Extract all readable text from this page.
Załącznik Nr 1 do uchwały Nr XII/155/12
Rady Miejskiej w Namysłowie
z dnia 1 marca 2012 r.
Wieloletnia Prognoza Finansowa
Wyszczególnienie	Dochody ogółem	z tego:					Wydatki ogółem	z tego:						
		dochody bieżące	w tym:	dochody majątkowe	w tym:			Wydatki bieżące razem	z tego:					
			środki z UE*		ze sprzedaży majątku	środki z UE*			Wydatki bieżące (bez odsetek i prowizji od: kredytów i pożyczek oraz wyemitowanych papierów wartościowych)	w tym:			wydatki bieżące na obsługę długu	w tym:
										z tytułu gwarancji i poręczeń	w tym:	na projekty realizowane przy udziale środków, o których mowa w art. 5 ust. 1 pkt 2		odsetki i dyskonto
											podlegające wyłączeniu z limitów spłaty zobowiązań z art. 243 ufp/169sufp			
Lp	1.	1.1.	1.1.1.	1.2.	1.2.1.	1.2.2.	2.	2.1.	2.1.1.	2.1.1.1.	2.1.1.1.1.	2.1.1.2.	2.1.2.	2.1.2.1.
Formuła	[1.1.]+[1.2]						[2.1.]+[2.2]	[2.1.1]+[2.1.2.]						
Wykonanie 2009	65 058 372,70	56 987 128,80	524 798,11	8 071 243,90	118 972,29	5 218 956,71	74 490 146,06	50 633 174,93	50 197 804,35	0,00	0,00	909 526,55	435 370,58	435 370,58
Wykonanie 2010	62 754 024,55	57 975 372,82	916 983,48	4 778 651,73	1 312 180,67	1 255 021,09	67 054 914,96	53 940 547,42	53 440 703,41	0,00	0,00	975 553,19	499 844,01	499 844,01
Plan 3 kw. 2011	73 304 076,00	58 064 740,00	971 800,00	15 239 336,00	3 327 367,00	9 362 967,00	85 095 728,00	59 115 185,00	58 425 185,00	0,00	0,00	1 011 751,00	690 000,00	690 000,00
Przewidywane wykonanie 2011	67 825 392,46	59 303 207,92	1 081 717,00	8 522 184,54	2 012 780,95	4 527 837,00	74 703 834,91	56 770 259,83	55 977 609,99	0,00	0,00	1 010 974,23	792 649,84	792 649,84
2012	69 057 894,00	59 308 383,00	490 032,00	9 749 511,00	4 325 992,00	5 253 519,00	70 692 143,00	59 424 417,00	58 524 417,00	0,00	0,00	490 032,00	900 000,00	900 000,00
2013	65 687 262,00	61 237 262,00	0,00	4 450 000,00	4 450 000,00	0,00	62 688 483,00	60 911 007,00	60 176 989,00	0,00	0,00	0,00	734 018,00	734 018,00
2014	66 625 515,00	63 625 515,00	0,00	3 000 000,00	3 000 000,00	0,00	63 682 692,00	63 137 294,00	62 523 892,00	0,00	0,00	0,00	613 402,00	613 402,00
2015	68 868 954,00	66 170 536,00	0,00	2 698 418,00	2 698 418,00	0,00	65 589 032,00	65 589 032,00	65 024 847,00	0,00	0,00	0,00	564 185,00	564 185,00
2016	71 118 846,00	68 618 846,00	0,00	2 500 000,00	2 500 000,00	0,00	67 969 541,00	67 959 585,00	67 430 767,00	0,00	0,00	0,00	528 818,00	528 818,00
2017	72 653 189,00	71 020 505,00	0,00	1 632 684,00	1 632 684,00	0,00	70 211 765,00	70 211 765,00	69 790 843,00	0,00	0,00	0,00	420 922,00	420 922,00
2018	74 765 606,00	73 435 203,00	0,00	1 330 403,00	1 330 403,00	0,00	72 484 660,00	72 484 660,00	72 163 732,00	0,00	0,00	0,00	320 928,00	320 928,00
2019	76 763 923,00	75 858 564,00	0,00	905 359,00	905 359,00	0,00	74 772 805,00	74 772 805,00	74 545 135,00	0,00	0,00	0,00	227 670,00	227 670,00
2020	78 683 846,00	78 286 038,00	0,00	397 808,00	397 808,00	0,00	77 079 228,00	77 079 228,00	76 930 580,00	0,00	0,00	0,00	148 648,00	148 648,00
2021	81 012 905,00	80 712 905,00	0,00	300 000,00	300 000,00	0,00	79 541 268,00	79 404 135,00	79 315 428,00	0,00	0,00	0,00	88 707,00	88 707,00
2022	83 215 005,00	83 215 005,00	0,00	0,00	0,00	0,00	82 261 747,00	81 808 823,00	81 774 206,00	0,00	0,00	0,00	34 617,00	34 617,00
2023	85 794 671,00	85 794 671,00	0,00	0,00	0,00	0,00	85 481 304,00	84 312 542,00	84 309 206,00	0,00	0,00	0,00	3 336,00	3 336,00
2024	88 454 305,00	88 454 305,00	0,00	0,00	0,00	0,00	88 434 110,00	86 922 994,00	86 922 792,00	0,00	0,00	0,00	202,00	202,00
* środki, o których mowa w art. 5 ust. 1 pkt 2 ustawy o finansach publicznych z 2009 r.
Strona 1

▶ **What you have to do**: Write out every line of the preceding listing that contains "bieżące".

▶ **The completed task**:
		dochody bieżące	w tym:	dochody majątkowe	w tym:			Wydatki bieżące razem	z tego:					
			środki z UE*		ze sprzedaży majątku	środki z UE*			Wydatki bieżące (bez odsetek i prowizji od: kredytów i pożyczek oraz wyemitowanych papierów wartościowych)	w tym:			wydatki bieżące na obsługę długu	w tym:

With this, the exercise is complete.